▸ **STATED TASK 1**:
Reproduce the passage of the mailing-list post on Hangul encoding that begins with the words "From: Kenneth Whistler" and ends with "some years ago.".

▸ **DOCUMENT SEGMENT**:

********

Re: Korean [Was: 28th IUC paper - Tamil Unicode New]

From: Kenneth Whistler (kenw@sybase.com)
Date: Tue Aug 23 2005 - 17:50:07 CDT

  • Next message: Patrick Andries: "Re: Windows Glyph Handling"

    Antoine noted:

    > Ken (probably purposely) is dropping a fifth (!) encoding scheme for Hangul:
                    ^^^^^^^^^
    > U+3400..U+4DB5 (removed in 1996). Which is probably a forgotten thing now
    > (for the best), but certainly was a headache some years ago.

    Yes. It wasn't really a distinct way of encoding Hangul syllables --
    just a different encoding of a subset of the ones that ended up
    being moved to AC00..D7A3 by Amendment 5 to 10646-1:1993. They are
    a mess for anyone who has to interoperate with very early, early
    implementations of Unicode 1.1, but fortunately are ancient history
    now for most of us.

    > BTW, diacriticked Latin is encoded at least thrice, and the same algorithms
    > used for reduction of the latter could be used for the former, couldn't
    > they?

    Well, the Unicode Collation Algorithm makes use of equivalences
    built into the standard (canonical and compatibility decompositions)
    to produce meaningful weight foldings for Latin letters in the
    Default Unicode Collation Element Table, if that's what you mean.

********

▸ **STATED TASK 2**:
Write out the lines of the rows from the line containing "scrollbar[interactable] <box>1598 224" through the line containing "change-value: 0 %", including both of those lines.

********

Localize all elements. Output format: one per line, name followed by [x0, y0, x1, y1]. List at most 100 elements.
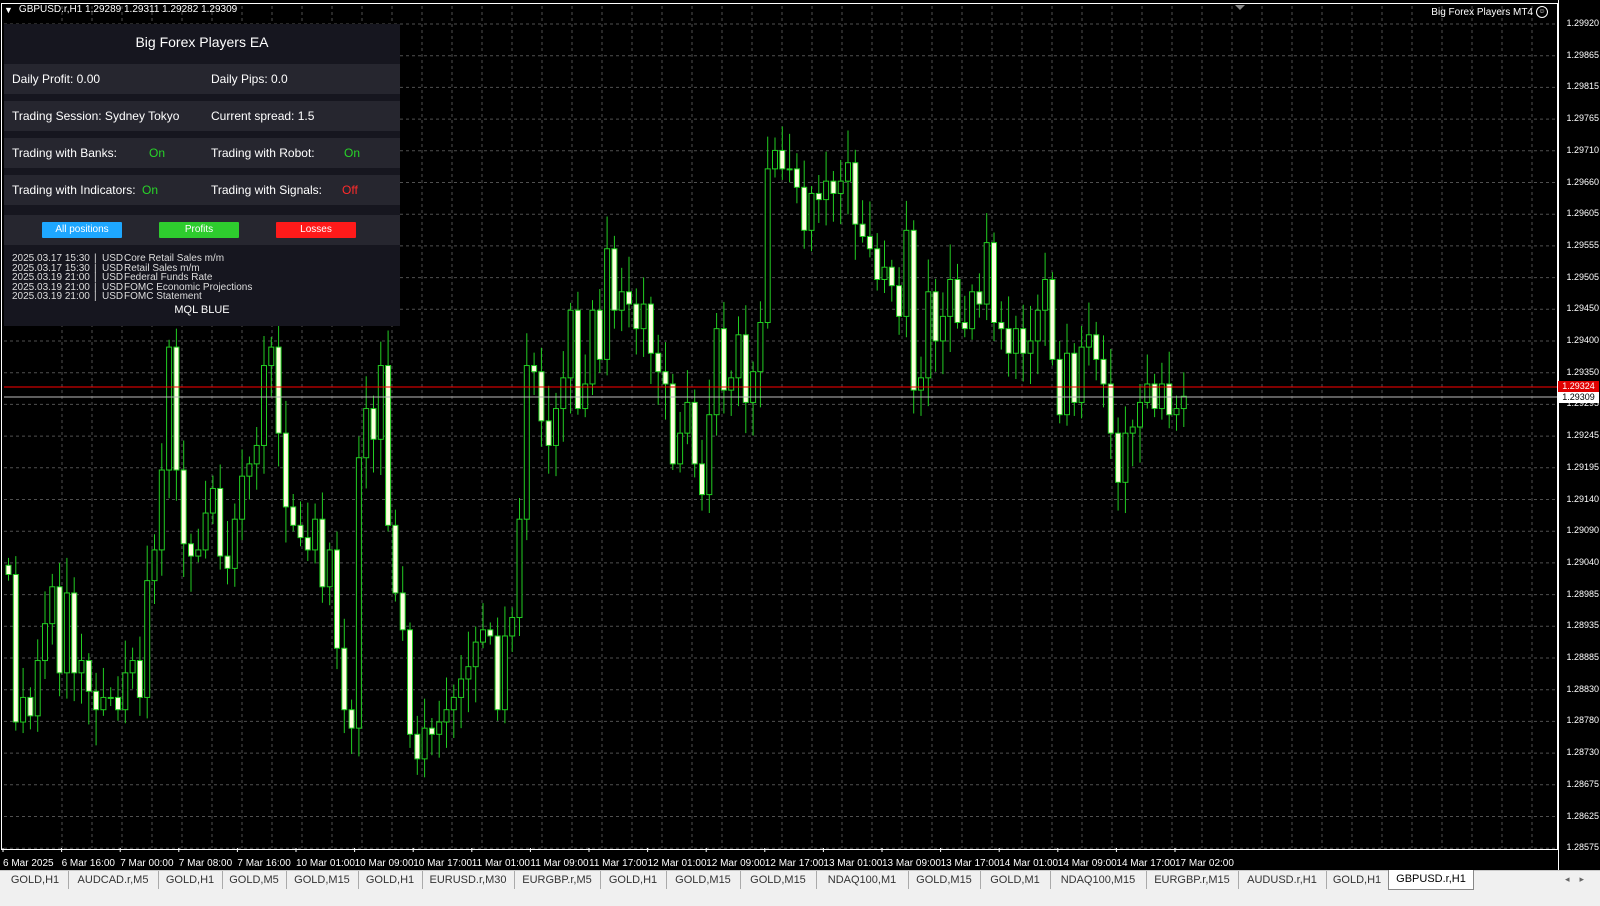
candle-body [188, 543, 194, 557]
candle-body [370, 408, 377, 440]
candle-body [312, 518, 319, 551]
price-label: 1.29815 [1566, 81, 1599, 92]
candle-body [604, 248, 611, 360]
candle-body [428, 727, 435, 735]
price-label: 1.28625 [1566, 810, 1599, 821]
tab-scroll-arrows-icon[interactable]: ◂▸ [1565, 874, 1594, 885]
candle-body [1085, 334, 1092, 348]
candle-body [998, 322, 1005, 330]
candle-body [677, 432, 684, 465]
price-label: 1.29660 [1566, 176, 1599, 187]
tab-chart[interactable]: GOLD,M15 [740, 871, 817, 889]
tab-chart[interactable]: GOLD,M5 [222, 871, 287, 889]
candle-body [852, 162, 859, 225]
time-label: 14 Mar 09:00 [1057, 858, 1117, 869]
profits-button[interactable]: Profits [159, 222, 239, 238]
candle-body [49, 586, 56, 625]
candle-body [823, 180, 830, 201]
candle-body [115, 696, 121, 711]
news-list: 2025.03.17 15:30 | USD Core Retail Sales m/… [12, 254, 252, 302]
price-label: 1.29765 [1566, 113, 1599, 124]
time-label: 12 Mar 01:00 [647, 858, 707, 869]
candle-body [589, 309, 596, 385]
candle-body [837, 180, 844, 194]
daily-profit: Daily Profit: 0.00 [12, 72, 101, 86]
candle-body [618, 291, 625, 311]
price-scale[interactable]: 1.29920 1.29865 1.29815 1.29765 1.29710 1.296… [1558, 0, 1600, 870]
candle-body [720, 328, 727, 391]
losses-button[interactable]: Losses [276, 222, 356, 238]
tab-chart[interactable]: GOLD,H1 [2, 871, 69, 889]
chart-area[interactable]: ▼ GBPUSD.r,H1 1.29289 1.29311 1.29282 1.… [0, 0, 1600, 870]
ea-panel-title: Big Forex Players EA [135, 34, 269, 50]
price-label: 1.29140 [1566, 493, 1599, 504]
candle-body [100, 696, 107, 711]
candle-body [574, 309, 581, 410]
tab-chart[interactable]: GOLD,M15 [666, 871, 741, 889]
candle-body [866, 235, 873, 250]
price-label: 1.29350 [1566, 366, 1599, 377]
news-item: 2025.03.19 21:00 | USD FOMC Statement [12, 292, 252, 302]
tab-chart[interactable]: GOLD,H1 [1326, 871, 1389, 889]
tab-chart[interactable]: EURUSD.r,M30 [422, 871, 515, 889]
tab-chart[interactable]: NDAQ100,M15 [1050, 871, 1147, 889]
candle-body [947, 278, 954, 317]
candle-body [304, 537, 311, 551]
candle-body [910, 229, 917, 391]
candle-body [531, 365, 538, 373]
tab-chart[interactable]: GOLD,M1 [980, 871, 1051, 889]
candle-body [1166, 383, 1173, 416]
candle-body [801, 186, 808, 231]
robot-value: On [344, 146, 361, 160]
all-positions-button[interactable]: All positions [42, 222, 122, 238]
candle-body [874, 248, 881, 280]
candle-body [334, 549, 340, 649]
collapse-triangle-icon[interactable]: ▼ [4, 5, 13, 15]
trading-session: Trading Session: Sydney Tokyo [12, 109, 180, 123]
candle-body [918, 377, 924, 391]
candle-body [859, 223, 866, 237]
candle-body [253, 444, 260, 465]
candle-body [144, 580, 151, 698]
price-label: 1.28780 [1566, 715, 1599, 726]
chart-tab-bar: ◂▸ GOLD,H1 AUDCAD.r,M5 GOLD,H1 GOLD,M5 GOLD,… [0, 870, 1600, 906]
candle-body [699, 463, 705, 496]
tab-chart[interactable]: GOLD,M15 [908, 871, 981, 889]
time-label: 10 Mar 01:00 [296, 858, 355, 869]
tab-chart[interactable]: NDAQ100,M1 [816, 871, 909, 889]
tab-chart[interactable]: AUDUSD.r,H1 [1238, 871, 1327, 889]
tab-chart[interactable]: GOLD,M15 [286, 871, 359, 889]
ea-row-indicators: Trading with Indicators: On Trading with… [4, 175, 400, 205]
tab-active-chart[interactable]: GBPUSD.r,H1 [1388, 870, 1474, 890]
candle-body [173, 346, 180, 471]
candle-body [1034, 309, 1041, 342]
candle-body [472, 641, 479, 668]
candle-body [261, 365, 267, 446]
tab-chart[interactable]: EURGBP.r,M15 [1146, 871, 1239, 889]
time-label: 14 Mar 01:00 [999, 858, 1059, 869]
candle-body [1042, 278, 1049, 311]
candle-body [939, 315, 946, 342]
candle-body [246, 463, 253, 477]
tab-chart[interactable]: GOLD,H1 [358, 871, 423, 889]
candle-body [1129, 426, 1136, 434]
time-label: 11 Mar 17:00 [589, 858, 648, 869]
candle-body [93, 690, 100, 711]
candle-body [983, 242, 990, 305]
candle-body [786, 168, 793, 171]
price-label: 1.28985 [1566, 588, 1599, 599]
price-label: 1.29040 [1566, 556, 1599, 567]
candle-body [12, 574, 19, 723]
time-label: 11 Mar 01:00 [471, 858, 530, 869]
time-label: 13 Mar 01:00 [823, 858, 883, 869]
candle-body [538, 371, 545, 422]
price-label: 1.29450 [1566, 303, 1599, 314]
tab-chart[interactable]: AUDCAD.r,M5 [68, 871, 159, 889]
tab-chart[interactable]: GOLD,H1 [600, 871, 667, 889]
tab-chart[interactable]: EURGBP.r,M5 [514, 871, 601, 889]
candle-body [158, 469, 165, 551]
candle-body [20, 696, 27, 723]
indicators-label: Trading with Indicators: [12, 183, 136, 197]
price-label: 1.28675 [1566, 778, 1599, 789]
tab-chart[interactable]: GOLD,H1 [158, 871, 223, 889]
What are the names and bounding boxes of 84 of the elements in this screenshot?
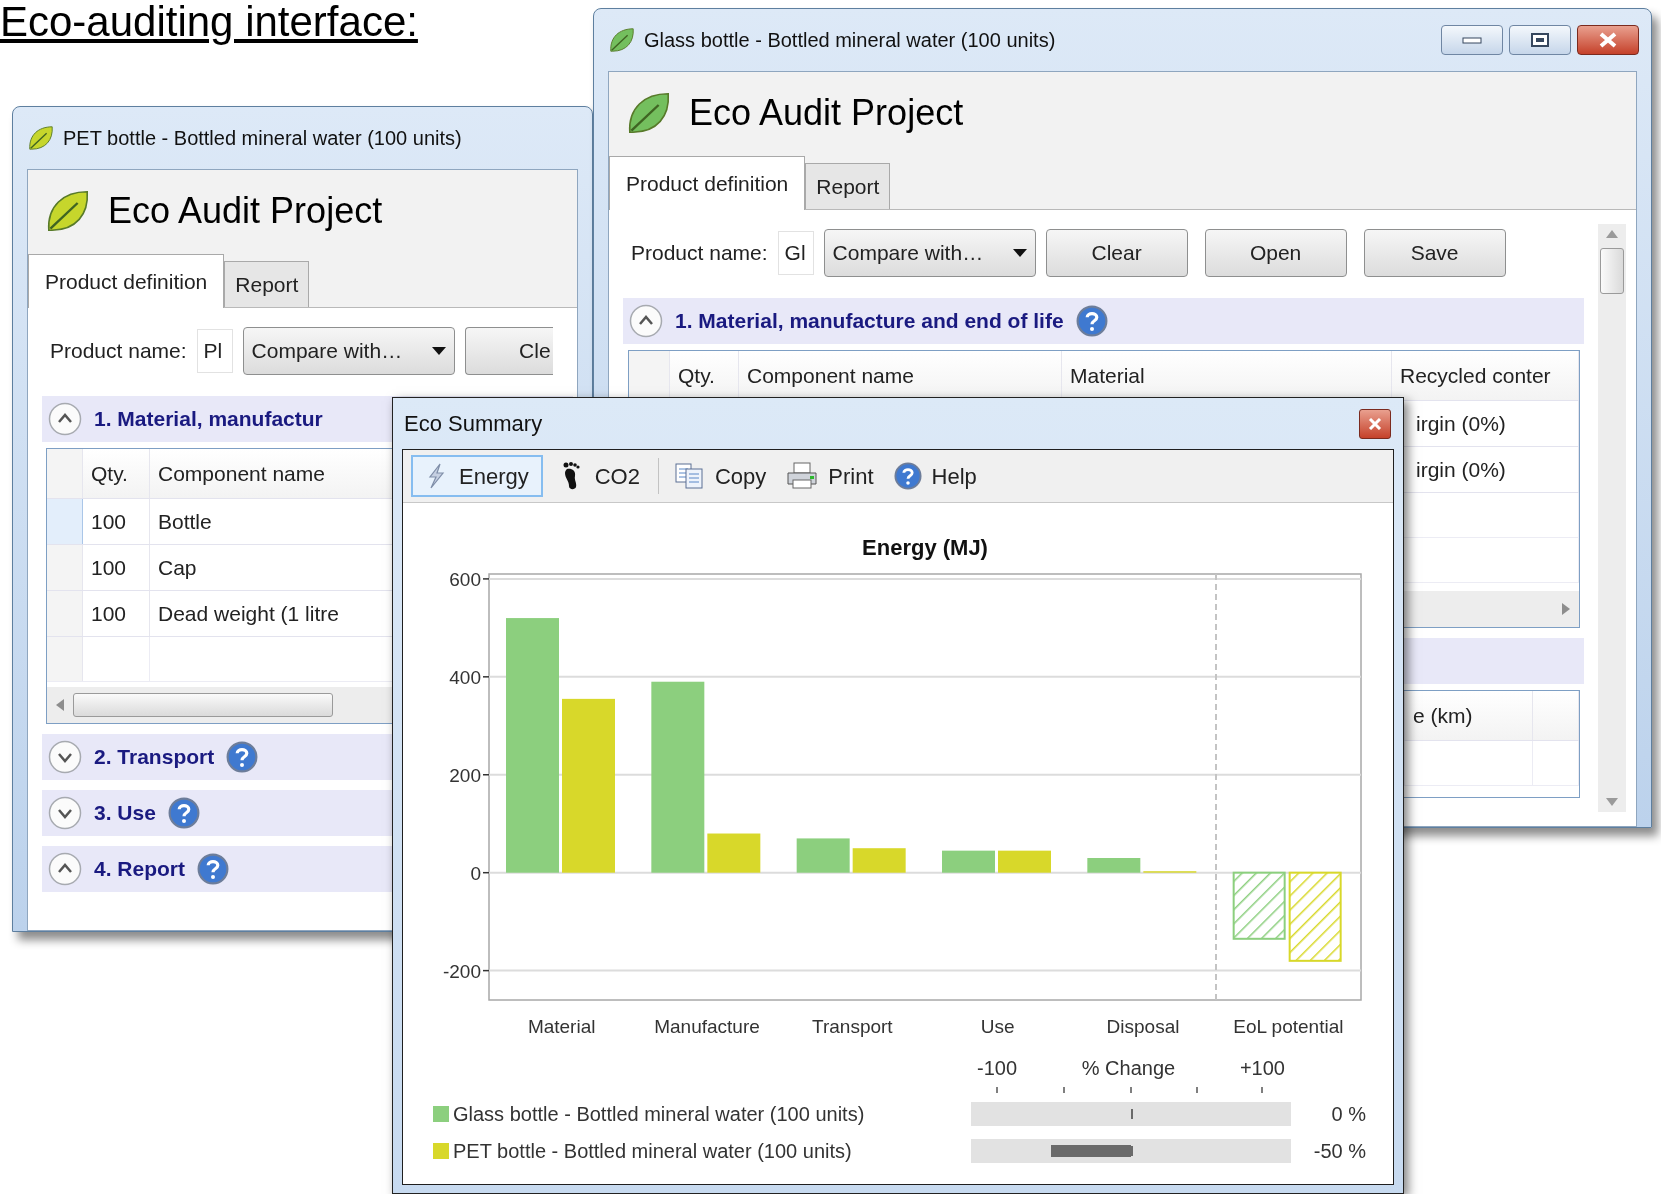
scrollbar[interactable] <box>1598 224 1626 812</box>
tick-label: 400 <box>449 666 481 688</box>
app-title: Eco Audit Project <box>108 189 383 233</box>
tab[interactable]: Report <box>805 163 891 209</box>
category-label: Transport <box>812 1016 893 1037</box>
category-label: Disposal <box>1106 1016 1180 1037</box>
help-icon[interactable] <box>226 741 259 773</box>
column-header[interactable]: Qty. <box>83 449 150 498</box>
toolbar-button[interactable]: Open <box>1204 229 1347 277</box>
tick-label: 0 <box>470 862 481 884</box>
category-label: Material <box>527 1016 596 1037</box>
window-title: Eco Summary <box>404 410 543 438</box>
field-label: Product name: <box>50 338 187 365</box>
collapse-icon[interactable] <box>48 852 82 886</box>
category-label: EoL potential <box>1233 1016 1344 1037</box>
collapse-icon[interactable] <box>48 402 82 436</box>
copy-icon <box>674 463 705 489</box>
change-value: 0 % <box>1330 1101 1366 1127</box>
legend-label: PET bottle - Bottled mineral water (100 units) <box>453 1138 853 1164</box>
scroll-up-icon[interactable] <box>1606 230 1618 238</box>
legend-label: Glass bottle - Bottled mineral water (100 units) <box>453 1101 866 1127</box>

********

▸ **ANSWER 1**:
From: Kenneth Whistler (kenw@sybase.com)
Date: Tue Aug 23 2005 - 17:50:07 CDT

  • Next message: Patrick Andries: "Re: Windows Glyph Handling"

    Antoine noted:

    > Ken (probably purposely) is dropping a fifth (!) encoding scheme for Hangul:
                    ^^^^^^^^^
    > U+3400..U+4DB5 (removed in 1996). Which is probably a forgotten thing now
    > (for the best), but certainly was a headache some years ago.

▸ **ANSWER 2**:
scrollbar[interactable] <box>1598 224 1626 812</box>
tick-label: 400 <box>449 666 481 688</box>
app-title: Eco Audit Project <box>108 189 383 233</box>
tab[interactable]: Report <box>805 163 891 209</box>
category-label: Transport <box>812 1016 893 1037</box>
category-label: Disposal <box>1106 1016 1180 1037</box>
help-icon[interactable] <box>226 741 259 773</box>
column-header[interactable]: Qty. <box>83 449 150 498</box>
toolbar-button[interactable]: Open <box>1204 229 1347 277</box>
tick-label: 0 <box>470 862 481 884</box>
category-label: Material <box>527 1016 596 1037</box>
window-title: Eco Summary <box>404 410 543 438</box>
field-label: Product name: <box>50 338 187 365</box>
collapse-icon[interactable] <box>48 852 82 886</box>
category-label: EoL potential <box>1233 1016 1344 1037</box>
collapse-icon[interactable] <box>48 402 82 436</box>
copy-icon <box>674 463 705 489</box>
change-value: 0 % <box>1330 1101 1366 1127</box>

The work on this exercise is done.